- **EXERCISE GOAL**: Report the number of lines in the entries below that include the word "GTZAN", and nothing else.

--- Start of MATERIAL TO PROCESS ---

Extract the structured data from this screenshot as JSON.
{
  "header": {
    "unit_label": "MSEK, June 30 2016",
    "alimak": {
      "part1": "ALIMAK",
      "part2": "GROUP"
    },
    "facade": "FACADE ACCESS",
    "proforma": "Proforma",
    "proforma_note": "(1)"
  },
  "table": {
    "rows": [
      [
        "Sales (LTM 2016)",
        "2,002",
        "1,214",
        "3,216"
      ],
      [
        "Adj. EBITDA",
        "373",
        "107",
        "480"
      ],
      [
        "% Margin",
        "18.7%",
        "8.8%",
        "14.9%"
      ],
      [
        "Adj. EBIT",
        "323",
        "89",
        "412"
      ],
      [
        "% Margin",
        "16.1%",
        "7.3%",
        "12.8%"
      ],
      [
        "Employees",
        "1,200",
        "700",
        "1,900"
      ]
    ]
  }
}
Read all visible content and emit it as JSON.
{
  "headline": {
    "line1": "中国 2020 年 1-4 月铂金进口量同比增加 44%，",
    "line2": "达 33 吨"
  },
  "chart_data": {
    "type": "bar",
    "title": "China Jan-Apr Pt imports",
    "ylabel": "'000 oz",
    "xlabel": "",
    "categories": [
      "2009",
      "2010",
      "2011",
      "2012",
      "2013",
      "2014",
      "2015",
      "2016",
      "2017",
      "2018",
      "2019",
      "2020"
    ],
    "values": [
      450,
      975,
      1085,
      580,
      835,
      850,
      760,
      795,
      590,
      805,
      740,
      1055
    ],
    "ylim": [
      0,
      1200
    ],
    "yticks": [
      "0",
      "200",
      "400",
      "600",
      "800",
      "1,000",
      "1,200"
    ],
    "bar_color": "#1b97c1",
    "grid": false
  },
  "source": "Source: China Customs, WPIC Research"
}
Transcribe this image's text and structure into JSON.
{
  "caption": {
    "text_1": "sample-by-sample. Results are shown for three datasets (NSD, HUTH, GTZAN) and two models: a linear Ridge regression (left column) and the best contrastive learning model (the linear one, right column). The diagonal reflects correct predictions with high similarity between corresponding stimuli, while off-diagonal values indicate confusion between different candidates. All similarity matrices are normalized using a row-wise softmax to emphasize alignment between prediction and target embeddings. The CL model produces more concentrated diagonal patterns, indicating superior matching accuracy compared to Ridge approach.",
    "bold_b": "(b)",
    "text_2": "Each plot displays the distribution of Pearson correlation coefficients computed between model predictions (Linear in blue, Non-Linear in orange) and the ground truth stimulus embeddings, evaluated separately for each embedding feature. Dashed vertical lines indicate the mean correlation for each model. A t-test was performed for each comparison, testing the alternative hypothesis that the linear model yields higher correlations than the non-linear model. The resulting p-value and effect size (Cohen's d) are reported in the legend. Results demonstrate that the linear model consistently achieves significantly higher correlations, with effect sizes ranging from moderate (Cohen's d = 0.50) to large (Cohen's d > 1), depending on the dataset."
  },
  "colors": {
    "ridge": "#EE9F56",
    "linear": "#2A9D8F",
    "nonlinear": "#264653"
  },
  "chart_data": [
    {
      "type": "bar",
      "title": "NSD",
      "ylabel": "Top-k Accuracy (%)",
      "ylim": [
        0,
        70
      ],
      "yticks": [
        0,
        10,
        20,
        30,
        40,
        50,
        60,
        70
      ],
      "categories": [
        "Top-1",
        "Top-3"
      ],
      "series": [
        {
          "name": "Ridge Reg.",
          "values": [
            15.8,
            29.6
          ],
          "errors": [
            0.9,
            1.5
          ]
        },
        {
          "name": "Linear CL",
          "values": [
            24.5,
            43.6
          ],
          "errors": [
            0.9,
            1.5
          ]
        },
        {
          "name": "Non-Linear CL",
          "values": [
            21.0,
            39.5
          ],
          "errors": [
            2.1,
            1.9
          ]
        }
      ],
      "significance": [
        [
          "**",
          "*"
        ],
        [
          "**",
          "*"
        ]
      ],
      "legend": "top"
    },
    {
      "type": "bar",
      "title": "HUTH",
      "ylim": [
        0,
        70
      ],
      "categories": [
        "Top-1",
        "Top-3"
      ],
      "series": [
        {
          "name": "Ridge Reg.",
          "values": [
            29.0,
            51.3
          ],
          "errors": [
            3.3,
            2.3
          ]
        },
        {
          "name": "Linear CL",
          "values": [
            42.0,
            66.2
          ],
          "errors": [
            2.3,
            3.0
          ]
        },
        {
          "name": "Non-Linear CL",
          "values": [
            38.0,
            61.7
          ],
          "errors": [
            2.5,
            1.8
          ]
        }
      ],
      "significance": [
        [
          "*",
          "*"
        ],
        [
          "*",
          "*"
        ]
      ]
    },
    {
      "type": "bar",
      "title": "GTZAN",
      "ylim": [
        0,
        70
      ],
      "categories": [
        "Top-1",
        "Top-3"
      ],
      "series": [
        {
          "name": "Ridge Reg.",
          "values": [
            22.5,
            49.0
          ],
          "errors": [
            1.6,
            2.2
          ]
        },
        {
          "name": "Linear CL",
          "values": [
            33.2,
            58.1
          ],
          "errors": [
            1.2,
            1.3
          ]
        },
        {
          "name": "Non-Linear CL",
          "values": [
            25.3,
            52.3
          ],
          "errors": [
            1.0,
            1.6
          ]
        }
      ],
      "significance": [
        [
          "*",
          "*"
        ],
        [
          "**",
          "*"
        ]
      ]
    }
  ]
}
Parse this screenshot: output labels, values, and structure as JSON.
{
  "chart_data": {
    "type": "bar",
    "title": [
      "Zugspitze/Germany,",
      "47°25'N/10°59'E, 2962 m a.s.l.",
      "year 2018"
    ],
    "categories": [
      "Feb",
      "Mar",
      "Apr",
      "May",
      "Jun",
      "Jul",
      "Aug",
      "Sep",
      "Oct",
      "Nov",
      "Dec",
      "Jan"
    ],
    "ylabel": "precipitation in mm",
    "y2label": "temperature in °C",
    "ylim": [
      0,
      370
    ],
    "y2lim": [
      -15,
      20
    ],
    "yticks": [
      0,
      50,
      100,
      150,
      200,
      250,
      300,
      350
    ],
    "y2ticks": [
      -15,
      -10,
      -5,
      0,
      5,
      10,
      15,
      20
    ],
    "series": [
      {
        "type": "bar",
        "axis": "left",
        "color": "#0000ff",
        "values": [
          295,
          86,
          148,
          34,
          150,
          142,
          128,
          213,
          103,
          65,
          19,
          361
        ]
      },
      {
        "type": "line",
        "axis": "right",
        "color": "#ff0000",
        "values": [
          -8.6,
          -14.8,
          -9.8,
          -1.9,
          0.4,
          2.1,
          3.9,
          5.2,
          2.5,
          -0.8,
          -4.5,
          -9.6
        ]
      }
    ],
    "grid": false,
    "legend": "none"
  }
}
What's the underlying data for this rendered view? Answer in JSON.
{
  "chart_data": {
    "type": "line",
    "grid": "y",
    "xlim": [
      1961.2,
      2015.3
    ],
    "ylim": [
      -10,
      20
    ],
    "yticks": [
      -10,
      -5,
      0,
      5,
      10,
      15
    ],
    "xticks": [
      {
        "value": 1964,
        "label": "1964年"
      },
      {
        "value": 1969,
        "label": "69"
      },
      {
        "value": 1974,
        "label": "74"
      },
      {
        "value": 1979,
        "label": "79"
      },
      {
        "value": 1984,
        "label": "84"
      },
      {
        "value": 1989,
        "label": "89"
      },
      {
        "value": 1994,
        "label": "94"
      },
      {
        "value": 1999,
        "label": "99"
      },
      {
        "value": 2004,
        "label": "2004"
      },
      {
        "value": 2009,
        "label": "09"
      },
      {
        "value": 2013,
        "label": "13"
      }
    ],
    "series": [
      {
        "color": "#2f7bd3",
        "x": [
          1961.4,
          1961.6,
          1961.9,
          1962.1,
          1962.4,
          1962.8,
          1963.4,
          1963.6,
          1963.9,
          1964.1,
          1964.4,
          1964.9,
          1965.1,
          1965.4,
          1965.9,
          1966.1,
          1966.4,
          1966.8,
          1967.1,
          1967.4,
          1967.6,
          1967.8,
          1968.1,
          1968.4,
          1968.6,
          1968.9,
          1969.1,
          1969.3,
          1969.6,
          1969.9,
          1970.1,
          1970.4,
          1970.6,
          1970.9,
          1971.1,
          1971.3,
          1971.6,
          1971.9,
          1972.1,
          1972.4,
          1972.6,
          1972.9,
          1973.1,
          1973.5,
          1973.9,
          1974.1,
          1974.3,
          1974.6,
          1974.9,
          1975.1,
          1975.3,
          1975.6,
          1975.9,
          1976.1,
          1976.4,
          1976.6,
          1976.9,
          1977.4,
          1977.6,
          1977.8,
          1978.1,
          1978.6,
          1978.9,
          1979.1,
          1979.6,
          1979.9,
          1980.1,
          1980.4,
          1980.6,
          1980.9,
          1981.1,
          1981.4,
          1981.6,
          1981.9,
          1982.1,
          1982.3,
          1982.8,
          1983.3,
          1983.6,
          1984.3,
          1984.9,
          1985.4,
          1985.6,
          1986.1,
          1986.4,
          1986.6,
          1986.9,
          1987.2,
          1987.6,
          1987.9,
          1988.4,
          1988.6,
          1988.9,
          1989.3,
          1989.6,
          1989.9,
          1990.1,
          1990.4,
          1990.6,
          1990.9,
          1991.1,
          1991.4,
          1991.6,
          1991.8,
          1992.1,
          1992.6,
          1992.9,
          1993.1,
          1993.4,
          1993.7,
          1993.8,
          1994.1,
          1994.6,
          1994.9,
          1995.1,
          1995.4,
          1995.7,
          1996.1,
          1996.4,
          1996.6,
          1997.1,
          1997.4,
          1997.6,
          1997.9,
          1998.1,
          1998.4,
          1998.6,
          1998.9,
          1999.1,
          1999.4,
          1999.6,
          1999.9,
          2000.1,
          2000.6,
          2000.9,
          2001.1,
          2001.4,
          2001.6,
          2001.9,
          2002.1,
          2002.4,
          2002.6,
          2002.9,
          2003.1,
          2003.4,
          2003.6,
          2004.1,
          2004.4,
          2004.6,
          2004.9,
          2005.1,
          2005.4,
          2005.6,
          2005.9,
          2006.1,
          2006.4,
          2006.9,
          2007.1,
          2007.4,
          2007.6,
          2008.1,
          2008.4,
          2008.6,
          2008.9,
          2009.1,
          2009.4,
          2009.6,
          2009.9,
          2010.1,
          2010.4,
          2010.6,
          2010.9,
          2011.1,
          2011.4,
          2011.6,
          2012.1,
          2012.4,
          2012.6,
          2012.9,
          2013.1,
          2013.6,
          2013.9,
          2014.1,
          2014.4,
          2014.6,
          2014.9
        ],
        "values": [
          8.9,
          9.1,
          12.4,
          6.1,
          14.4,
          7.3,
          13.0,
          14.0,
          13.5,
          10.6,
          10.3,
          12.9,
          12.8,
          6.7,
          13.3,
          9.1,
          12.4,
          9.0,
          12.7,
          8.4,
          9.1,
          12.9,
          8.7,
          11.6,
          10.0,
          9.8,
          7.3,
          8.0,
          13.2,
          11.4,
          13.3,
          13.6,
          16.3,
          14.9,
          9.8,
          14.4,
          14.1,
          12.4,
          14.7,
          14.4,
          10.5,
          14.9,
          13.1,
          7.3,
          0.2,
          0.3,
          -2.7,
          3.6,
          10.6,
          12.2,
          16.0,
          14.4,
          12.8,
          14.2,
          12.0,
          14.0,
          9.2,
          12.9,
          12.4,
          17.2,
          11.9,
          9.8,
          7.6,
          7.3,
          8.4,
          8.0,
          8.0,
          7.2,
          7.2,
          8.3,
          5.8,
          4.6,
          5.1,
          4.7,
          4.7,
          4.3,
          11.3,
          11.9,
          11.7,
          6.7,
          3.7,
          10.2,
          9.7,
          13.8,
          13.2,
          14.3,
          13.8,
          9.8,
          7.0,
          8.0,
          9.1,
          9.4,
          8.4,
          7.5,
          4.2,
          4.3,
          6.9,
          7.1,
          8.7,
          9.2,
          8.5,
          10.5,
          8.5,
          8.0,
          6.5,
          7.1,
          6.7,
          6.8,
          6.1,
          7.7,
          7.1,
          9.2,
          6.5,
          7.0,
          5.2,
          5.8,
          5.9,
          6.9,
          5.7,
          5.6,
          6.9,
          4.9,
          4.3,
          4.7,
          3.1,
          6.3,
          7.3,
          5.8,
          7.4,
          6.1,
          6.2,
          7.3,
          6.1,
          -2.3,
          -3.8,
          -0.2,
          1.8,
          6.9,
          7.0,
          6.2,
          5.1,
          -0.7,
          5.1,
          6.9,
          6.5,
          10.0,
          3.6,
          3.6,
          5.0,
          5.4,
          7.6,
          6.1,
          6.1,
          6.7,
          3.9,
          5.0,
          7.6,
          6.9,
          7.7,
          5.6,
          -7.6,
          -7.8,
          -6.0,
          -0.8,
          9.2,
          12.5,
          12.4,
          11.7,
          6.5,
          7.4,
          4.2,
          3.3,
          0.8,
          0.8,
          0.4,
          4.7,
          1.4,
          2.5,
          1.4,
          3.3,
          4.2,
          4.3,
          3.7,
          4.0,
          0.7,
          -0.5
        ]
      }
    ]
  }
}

--- End of MATERIAL TO PROCESS ---

- **RESULT FOR THIS EXERCISE**: 2